* _Task input_:
>> Start
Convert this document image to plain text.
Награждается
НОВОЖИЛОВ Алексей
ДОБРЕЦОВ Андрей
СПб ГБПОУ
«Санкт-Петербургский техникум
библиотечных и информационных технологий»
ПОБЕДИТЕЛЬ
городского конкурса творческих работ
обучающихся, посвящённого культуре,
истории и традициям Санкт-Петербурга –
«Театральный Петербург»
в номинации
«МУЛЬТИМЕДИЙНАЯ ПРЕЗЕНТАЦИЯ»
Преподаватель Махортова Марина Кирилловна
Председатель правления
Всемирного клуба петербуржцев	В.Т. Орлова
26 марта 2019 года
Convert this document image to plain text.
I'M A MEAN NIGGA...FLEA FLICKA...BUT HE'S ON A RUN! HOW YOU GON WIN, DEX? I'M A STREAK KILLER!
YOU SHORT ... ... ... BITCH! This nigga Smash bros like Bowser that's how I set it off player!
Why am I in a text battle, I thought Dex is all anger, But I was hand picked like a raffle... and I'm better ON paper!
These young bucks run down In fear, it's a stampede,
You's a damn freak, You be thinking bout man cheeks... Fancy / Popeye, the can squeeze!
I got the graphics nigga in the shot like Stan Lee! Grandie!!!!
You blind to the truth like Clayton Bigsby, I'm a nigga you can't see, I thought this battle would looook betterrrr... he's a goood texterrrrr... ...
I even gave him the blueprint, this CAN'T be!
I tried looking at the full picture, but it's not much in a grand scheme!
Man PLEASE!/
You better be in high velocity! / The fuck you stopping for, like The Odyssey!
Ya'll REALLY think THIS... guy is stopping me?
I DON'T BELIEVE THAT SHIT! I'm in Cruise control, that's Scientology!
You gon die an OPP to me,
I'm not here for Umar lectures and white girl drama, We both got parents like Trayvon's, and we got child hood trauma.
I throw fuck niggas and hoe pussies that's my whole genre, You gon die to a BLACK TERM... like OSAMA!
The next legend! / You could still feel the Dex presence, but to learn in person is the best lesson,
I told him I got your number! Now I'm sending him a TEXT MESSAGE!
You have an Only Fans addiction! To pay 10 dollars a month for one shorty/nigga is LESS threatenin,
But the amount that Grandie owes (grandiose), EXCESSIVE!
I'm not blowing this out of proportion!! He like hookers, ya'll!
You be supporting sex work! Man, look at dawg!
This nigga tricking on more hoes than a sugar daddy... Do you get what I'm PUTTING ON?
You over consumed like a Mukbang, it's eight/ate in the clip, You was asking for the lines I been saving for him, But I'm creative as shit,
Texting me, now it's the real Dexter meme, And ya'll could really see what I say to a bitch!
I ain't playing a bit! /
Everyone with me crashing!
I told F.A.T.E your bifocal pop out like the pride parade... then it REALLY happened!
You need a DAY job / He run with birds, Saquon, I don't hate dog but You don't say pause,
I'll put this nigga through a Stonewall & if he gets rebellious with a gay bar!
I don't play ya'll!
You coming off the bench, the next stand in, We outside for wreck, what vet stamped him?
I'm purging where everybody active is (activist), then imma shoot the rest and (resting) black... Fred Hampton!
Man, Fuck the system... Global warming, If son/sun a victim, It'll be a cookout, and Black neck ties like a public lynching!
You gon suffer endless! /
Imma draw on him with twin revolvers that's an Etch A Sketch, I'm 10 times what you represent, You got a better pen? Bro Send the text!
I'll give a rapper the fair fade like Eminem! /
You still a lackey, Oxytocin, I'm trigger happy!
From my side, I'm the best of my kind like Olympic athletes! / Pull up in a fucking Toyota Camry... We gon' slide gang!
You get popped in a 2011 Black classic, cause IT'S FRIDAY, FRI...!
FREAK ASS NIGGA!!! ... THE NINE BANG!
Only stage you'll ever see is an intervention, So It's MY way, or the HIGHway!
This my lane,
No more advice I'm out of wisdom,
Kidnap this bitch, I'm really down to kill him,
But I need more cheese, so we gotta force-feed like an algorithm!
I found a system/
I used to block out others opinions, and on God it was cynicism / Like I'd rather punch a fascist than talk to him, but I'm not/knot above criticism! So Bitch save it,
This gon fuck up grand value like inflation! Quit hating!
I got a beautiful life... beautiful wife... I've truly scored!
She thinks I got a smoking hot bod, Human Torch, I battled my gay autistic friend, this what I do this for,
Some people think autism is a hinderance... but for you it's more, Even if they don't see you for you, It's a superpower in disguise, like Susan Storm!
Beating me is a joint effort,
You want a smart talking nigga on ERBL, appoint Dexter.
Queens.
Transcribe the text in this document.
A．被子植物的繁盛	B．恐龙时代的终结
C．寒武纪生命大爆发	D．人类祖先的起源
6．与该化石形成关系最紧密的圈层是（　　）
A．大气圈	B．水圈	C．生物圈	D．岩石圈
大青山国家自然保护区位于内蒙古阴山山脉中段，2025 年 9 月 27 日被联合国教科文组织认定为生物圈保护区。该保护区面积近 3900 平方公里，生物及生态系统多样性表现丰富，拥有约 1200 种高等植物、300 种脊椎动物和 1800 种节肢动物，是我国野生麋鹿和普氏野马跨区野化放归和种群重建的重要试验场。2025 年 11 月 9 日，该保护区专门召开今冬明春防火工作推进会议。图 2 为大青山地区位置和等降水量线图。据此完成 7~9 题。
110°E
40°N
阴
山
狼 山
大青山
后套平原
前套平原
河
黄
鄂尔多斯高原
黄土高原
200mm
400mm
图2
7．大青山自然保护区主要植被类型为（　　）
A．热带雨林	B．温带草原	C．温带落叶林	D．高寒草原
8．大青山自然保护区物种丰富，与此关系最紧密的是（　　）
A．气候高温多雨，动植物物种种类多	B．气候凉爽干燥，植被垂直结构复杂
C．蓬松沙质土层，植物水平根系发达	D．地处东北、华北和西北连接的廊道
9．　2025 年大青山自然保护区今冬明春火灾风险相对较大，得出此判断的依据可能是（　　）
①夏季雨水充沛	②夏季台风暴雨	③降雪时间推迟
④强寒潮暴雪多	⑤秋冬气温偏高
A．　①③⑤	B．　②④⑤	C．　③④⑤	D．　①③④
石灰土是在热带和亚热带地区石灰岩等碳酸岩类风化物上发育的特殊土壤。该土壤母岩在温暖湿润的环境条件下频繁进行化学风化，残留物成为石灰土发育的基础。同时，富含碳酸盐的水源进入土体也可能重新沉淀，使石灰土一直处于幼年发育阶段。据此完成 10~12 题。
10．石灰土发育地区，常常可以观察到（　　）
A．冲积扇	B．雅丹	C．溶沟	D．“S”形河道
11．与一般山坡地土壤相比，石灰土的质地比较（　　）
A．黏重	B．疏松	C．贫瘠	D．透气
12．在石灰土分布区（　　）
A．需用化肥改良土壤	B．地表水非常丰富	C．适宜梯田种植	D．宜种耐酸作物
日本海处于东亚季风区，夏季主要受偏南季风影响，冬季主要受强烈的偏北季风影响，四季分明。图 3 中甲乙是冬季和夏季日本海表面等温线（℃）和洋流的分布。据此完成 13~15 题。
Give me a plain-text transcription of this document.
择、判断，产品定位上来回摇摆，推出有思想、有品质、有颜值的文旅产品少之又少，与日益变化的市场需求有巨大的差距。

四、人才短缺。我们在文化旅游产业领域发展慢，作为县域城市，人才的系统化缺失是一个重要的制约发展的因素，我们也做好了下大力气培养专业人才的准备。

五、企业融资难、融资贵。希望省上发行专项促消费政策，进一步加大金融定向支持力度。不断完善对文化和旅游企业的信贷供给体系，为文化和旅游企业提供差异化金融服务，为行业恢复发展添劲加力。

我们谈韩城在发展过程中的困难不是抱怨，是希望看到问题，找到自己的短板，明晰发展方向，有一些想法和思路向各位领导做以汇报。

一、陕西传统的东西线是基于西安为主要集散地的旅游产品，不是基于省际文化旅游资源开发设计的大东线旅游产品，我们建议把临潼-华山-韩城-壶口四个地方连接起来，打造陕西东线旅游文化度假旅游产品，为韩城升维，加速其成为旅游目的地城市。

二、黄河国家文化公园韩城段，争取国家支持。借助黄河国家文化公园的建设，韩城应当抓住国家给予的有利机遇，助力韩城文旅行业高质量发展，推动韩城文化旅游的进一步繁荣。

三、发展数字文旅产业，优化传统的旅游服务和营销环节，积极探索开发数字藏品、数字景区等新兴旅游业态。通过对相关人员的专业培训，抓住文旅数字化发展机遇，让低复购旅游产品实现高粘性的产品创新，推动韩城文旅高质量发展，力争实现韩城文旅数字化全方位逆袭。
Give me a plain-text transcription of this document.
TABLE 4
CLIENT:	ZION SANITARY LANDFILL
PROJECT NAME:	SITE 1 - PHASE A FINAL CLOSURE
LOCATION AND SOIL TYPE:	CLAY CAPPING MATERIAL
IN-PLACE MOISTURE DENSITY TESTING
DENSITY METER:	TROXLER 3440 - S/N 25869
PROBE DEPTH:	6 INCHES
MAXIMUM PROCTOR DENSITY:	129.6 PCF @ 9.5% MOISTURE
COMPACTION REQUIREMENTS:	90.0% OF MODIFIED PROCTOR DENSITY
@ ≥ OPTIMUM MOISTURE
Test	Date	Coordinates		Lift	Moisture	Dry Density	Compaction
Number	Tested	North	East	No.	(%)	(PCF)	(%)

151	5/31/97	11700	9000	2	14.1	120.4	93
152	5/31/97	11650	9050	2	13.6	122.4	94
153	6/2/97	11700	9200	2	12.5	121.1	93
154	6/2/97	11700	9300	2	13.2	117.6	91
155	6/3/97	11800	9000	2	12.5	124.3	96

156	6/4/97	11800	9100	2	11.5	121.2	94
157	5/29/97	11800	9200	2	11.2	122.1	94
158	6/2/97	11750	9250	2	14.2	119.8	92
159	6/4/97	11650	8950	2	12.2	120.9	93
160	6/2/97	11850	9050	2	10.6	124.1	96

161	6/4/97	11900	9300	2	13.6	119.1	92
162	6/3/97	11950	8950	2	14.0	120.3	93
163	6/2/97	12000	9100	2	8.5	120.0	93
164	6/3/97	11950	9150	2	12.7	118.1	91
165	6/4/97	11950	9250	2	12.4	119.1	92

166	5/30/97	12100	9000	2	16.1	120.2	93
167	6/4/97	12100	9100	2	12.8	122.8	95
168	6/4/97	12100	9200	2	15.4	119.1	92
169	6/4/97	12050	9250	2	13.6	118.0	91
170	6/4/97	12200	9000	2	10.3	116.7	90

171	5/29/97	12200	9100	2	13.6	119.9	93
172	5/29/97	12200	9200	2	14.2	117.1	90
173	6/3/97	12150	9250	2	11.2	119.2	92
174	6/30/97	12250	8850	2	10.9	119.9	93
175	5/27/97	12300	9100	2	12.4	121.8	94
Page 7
>> End
* _Task directions_: Count each line above in which the string "Dexter" appears, then state only the total.

* _Solution to the problem_: 2